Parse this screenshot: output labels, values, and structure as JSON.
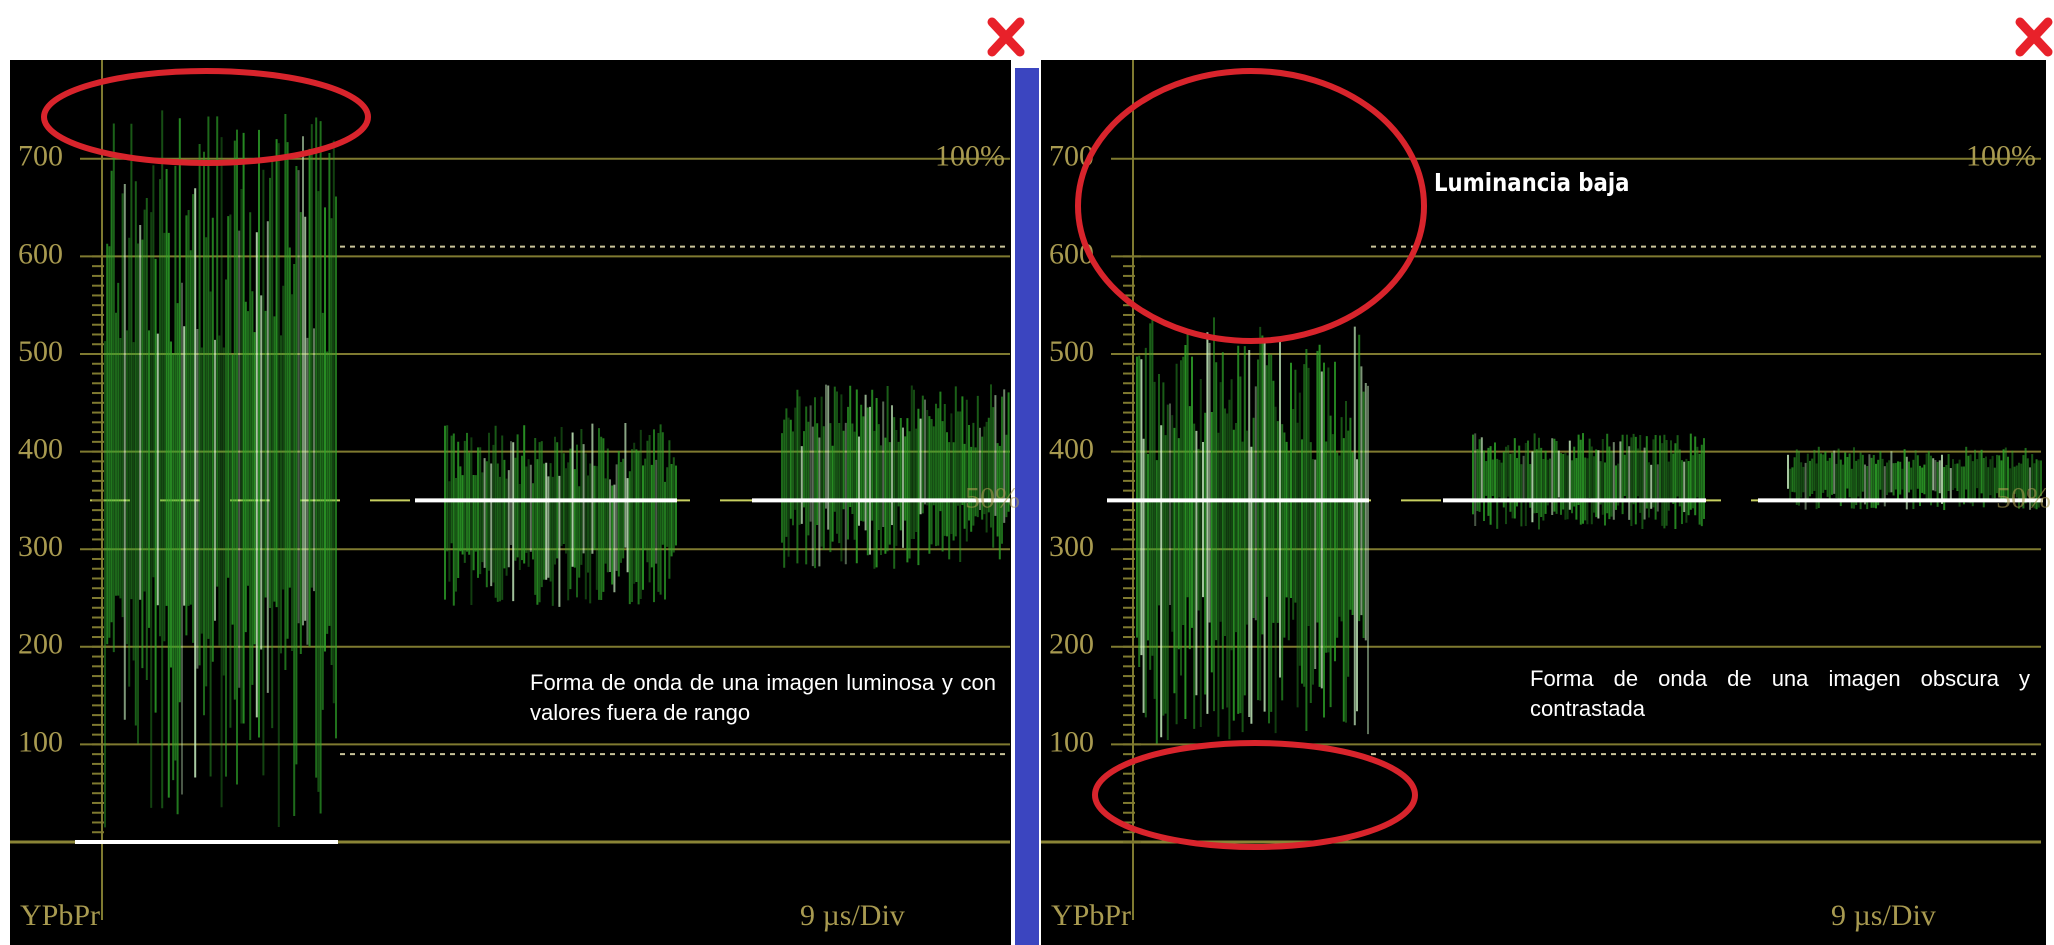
{
  "panels": [
    {
      "scale_labels": [
        "700",
        "600",
        "500",
        "400",
        "300",
        "200",
        "100"
      ],
      "percent_top": "100%",
      "percent_mid": "50%",
      "format": "YPbPr",
      "time_scale": "9 µs/Div",
      "caption": "Forma de onda de una imagen luminosa y con valores fuera de rango"
    },
    {
      "scale_labels": [
        "700",
        "600",
        "500",
        "400",
        "300",
        "200",
        "100"
      ],
      "percent_top": "100%",
      "percent_mid": "50%",
      "format": "YPbPr",
      "time_scale": "9 µs/Div",
      "callout": "Luminancia baja",
      "caption": "Forma de onda de una imagen obscura y contrastada"
    }
  ]
}
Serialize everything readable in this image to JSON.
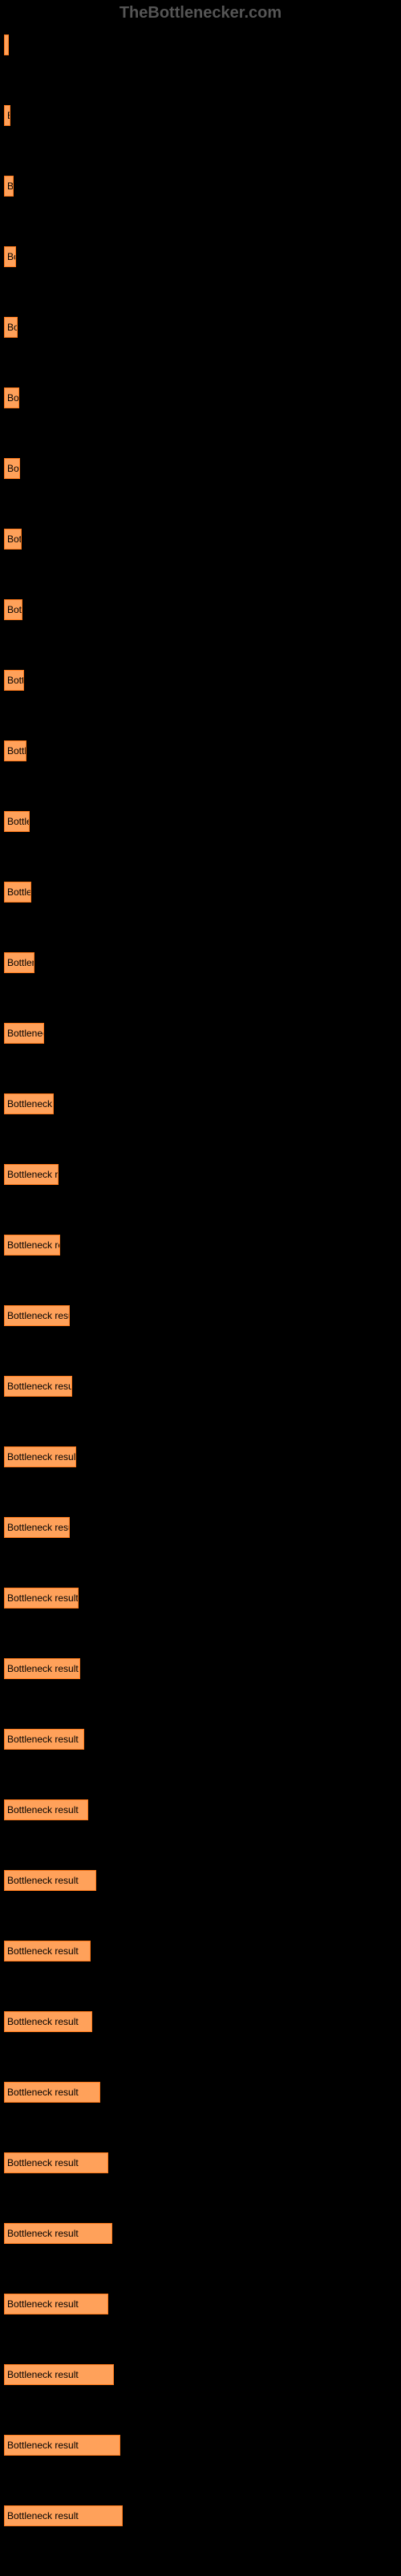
{
  "watermark": "TheBottlenecker.com",
  "chart": {
    "type": "bar",
    "background_color": "#000000",
    "bar_color": "#ffa15a",
    "bar_border_color": "#ff7a1a",
    "text_color": "#000000",
    "label_color": "#888888",
    "bar_label": "Bottleneck result",
    "max_width": 490,
    "bars": [
      {
        "width": 6
      },
      {
        "width": 8
      },
      {
        "width": 12
      },
      {
        "width": 15
      },
      {
        "width": 17
      },
      {
        "width": 19
      },
      {
        "width": 20
      },
      {
        "width": 22
      },
      {
        "width": 23
      },
      {
        "width": 25
      },
      {
        "width": 28
      },
      {
        "width": 32
      },
      {
        "width": 34
      },
      {
        "width": 38
      },
      {
        "width": 50
      },
      {
        "width": 62
      },
      {
        "width": 68
      },
      {
        "width": 70
      },
      {
        "width": 82
      },
      {
        "width": 85
      },
      {
        "width": 90
      },
      {
        "width": 82
      },
      {
        "width": 93
      },
      {
        "width": 95
      },
      {
        "width": 100
      },
      {
        "width": 105
      },
      {
        "width": 115
      },
      {
        "width": 108
      },
      {
        "width": 110
      },
      {
        "width": 120
      },
      {
        "width": 130
      },
      {
        "width": 135
      },
      {
        "width": 130
      },
      {
        "width": 137
      },
      {
        "width": 145
      },
      {
        "width": 148
      }
    ]
  }
}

_____

Check each line of the data above for the word "this" and say how many lines contain it, giving nothing besides the number.

2